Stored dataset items
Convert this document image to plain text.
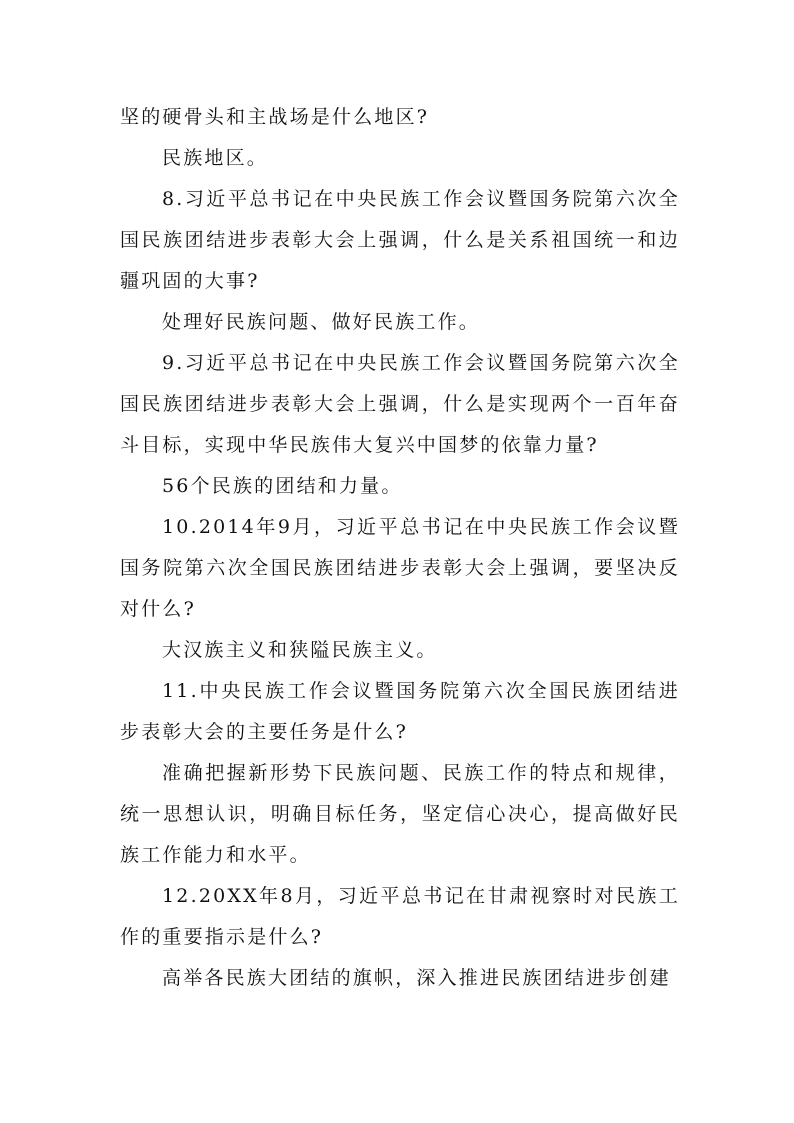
坚的硬骨头和主战场是什么地区?

民族地区。

8.习近平总书记在中央民族工作会议暨国务院第六次全国民族团结进步表彰大会上强调，什么是关系祖国统一和边疆巩固的大事?

处理好民族问题、做好民族工作。

9.习近平总书记在中央民族工作会议暨国务院第六次全国民族团结进步表彰大会上强调，什么是实现两个一百年奋斗目标，实现中华民族伟大复兴中国梦的依靠力量?

56个民族的团结和力量。

10.2014年9月，习近平总书记在中央民族工作会议暨国务院第六次全国民族团结进步表彰大会上强调，要坚决反对什么?

大汉族主义和狭隘民族主义。

11.中央民族工作会议暨国务院第六次全国民族团结进步表彰大会的主要任务是什么?

准确把握新形势下民族问题、民族工作的特点和规律，统一思想认识，明确目标任务，坚定信心决心，提高做好民族工作能力和水平。

12.20XX年8月，习近平总书记在甘肃视察时对民族工作的重要指示是什么?

高举各民族大团结的旗帜，深入推进民族团结进步创建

## What to work on
From the entries above, copy every line where the word "习近平总书记在中央民族工作会议暨国务院第六次全国民族团结进步表彰大会上强调" shows up.

## Correct output
8.习近平总书记在中央民族工作会议暨国务院第六次全国民族团结进步表彰大会上强调，什么是关系祖国统一和边疆巩固的大事?
9.习近平总书记在中央民族工作会议暨国务院第六次全国民族团结进步表彰大会上强调，什么是实现两个一百年奋斗目标，实现中华民族伟大复兴中国梦的依靠力量?
10.2014年9月，习近平总书记在中央民族工作会议暨国务院第六次全国民族团结进步表彰大会上强调，要坚决反对什么?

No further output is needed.